#### [Directions]
Copy every line of the data in which the word "Annotation" occurs.

#### [Data lines]

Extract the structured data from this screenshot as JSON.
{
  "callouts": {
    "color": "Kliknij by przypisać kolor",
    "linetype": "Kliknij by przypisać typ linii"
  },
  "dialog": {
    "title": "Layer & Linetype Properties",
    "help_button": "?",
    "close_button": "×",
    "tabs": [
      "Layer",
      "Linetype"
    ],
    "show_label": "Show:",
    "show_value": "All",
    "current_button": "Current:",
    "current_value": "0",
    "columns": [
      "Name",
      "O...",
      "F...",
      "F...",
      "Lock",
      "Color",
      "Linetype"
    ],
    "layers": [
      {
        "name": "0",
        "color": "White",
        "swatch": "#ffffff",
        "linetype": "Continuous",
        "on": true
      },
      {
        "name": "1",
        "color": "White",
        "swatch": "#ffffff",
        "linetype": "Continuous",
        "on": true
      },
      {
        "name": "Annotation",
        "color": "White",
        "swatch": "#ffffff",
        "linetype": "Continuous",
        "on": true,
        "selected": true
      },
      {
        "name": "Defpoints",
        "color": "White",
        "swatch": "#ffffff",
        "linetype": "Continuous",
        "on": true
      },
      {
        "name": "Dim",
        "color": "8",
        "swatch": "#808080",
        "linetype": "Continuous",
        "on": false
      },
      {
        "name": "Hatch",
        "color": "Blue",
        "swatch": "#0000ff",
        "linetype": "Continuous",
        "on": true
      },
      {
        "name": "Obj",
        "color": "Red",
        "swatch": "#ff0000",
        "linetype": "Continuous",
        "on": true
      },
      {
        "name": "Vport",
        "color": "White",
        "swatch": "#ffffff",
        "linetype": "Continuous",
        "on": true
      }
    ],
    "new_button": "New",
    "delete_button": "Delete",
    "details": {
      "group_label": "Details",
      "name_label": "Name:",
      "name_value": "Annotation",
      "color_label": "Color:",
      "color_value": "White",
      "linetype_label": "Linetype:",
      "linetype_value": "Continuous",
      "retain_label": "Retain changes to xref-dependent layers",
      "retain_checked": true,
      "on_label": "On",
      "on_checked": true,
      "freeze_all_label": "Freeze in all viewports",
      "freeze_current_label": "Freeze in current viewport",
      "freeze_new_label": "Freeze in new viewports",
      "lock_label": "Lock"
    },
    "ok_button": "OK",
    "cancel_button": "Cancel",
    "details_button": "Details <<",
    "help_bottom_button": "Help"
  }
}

#### [Complete answer]
        "name": "Annotation",
      "name_value": "Annotation",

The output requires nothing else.